--- Start of Extracted records ---

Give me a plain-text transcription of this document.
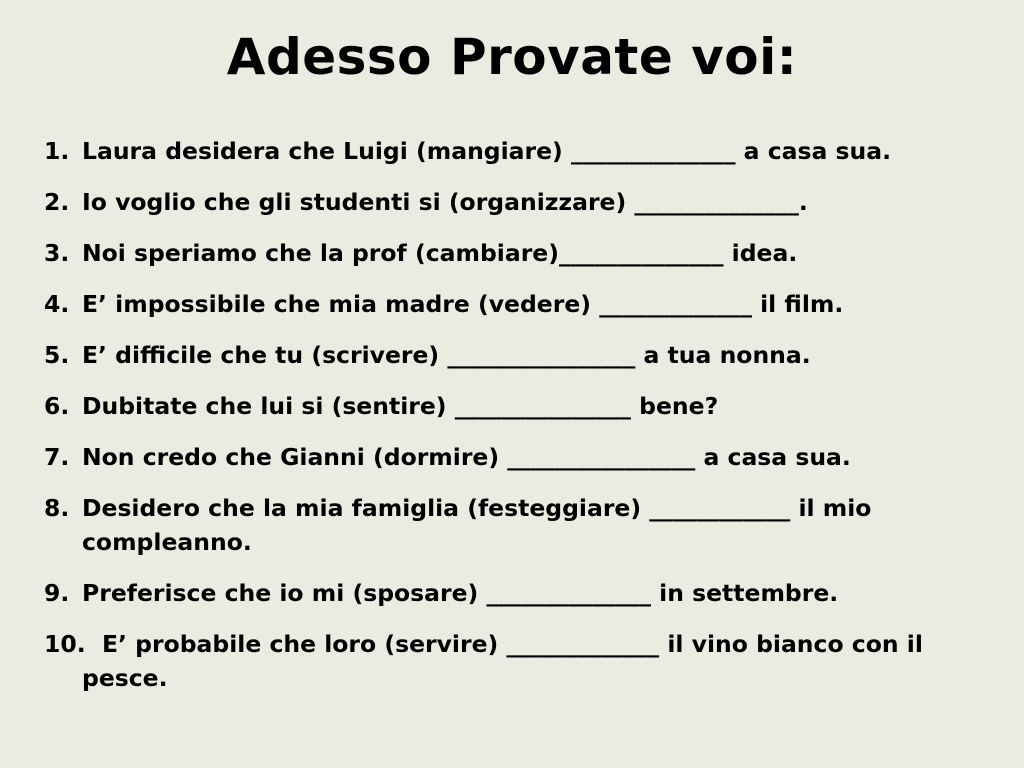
Adesso Provate voi:
1. Laura desidera che Luigi (mangiare) ______________ a casa sua.
2. Io voglio che gli studenti si (organizzare) ______________.
3. Noi speriamo che la prof (cambiare)______________ idea.
4. E’ impossibile che mia madre (vedere) _____________ il film.
5. E’ difficile che tu (scrivere) ________________ a tua nonna.
6. Dubitate che lui si (sentire) _______________ bene?
7. Non credo che Gianni (dormire) ________________ a casa sua.
8. Desidero che la mia famiglia (festeggiare) ____________ il mio compleanno.
9. Preferisce che io mi (sposare) ______________ in settembre.
10. E’ probabile che loro (servire) _____________ il vino bianco con il pesce.
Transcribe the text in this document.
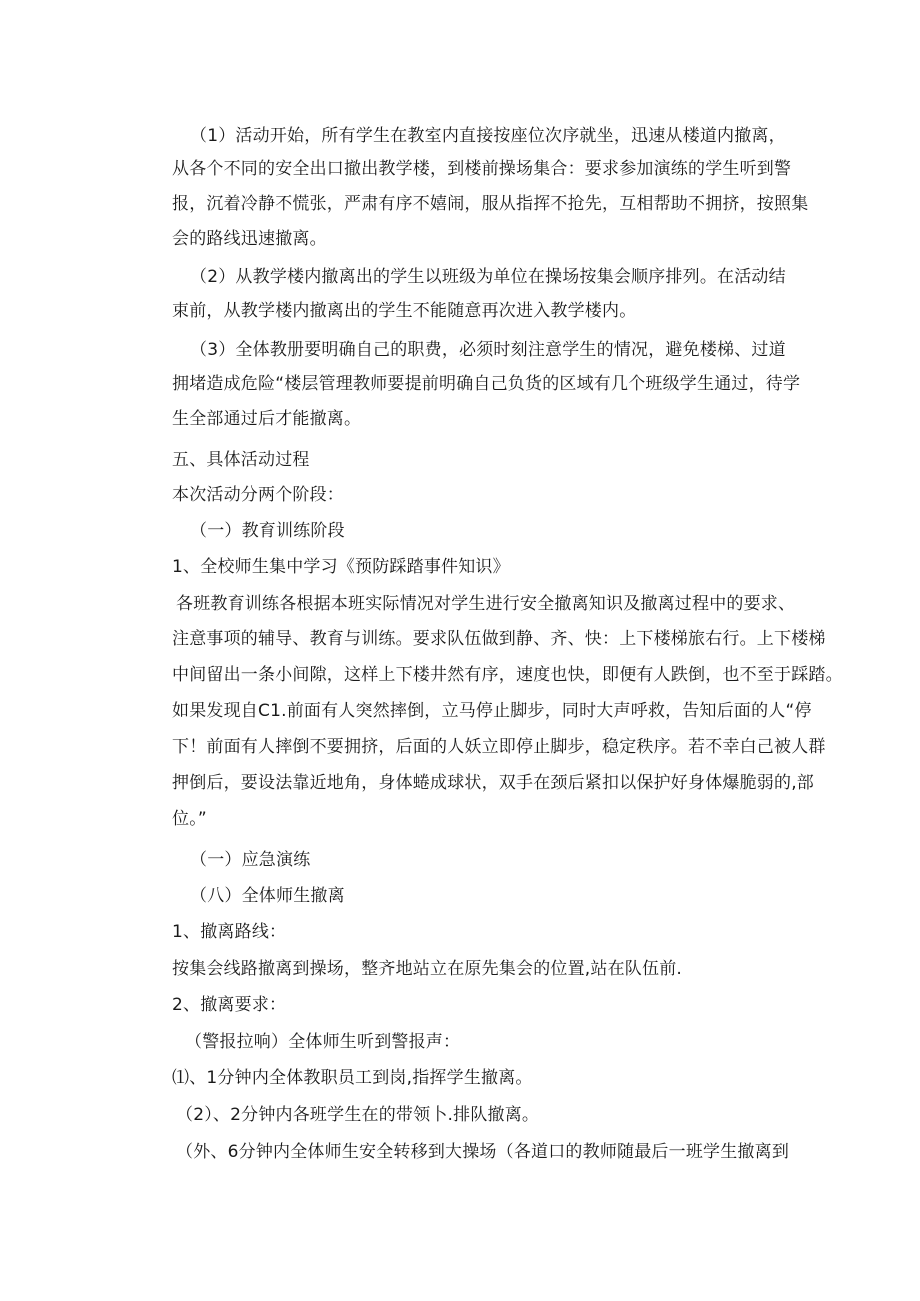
（1）活动开始，所有学生在教室内直接按座位次序就坐，迅速从楼道内撤离，
从各个不同的安全出口撤出教学楼，到楼前操场集合：要求参加演练的学生听到警
报，沉着冷静不慌张，严肃有序不嬉闹，服从指挥不抢先，互相帮助不拥挤，按照集
会的路线迅速撤离。
（2）从教学楼内撤离出的学生以班级为单位在操场按集会顺序排列。在活动结
束前，从教学楼内撤离出的学生不能随意再次进入教学楼内。
（3）全体教册要明确自己的职费，必须时刻注意学生的情况，避免楼梯、过道
拥堵造成危险“楼层管理教师要提前明确自己负货的区域有几个班级学生通过，待学
生全部通过后才能撤离。
五、具体活动过程
本次活动分两个阶段：
（一）教育训练阶段
1、全校师生集中学习《预防踩踏事件知识》
各班教育训练各根据本班实际情况对学生进行安全撤离知识及撤离过程中的要求、
注意事项的辅导、教育与训练。要求队伍做到静、齐、快：上下楼梯旅右行。上下楼梯
中间留出一条小间隙，这样上下楼井然有序，速度也快，即便有人跌倒，也不至于踩踏。
如果发现自C1.前面有人突然摔倒，立马停止脚步，同时大声呼救，告知后面的人“停
下！前面有人摔倒不要拥挤，后面的人妖立即停止脚步，稳定秩序。若不幸白己被人群
押倒后，要设法靠近地角，身体蜷成球状，双手在颈后紧扣以保护好身体爆脆弱的,部
位。”
（一）应急演练
（八）全体师生撤离
1、撤离路线：
按集会线路撤离到操场，整齐地站立在原先集会的位置,站在队伍前.
2、撤离要求：
（警报拉响）全体师生听到警报声：
⑴、1分钟内全体教职员工到岗,指挥学生撤离。
（2）、2分钟内各班学生在的带领卜.排队撤离。
（外、6分钟内全体师生安全转移到大操场（各道口的教师随最后一班学生撤离到
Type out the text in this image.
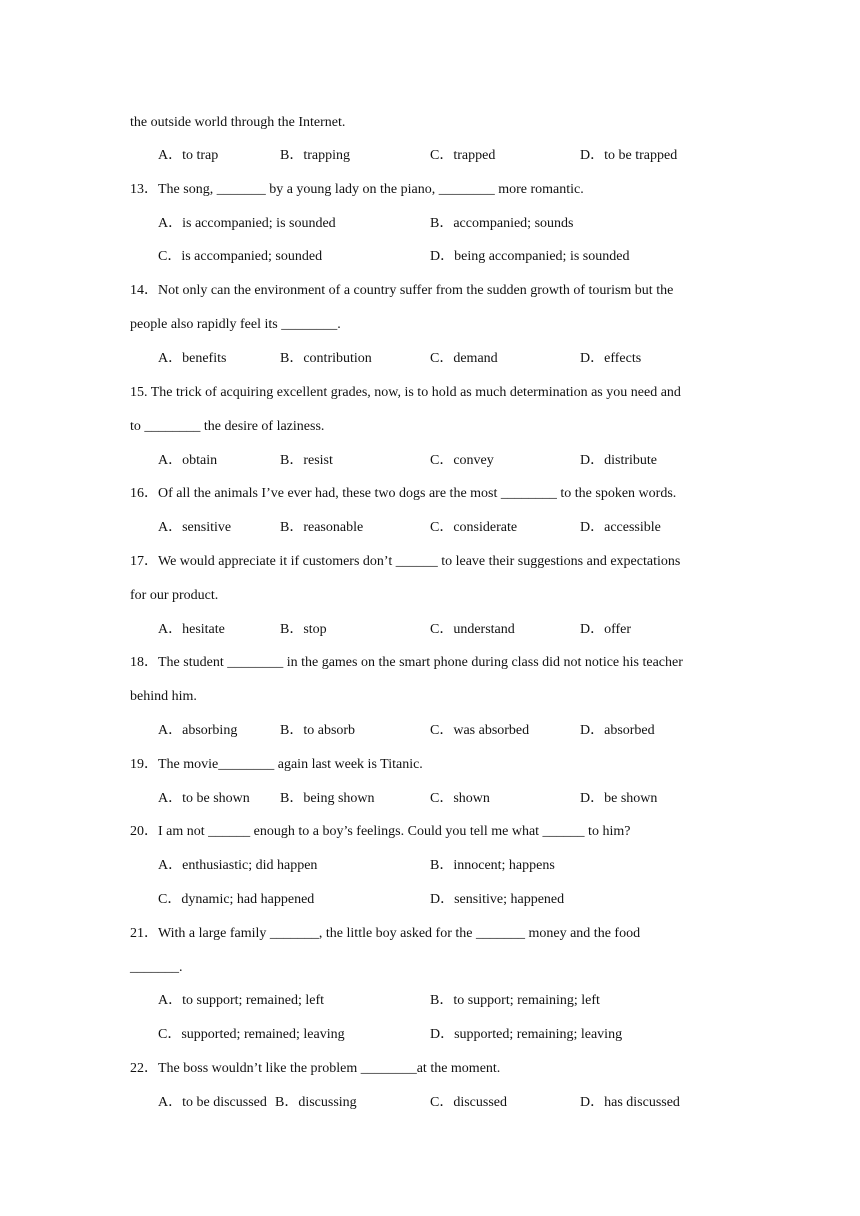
the outside world through the Internet.
A．to trap	B．trapping	C．trapped	D．to be trapped
13．The song, _______ by a young lady on the piano, ________ more romantic.
A．is accompanied; is sounded	B．accompanied; sounds
C．is accompanied; sounded	D．being accompanied; is sounded
14．Not only can the environment of a country suffer from the sudden growth of tourism but the
people also rapidly feel its ________.
A．benefits	B．contribution	C．demand	D．effects
15. The trick of acquiring excellent grades, now, is to hold as much determination as you need and
to ________ the desire of laziness.
A．obtain	B．resist	C．convey	D．distribute
16．Of all the animals I’ve ever had, these two dogs are the most ________ to the spoken words.
A．sensitive	B．reasonable	C．considerate	D．accessible
17．We would appreciate it if customers don’t ______ to leave their suggestions and expectations
for our product.
A．hesitate	B．stop	C．understand	D．offer
18．The student ________ in the games on the smart phone during class did not notice his teacher
behind him.
A．absorbing	B．to absorb	C．was absorbed	D．absorbed
19．The movie________ again last week is Titanic.
A．to be shown B．being shown	C．shown	D．be shown
20．I am not ______ enough to a boy’s feelings. Could you tell me what ______ to him?
A．enthusiastic; did happen	B．innocent; happens
C．dynamic; had happened	D．sensitive; happened
21．With a large family _______, the little boy asked for the _______ money and the food
_______.
A．to support; remained; left	B．to support; remaining; left
C．supported; remained; leaving	D．supported; remaining; leaving
22．The boss wouldn’t like the problem ________at the moment.
A．to be discussed B．discussing	C．discussed	D．has discussed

--- End of Extracted records ---

### What is needed:
Scan the lines for the string "document". Copy out each line that matches.

### Response:
Give me a plain-text transcription of this document.
Transcribe the text in this document.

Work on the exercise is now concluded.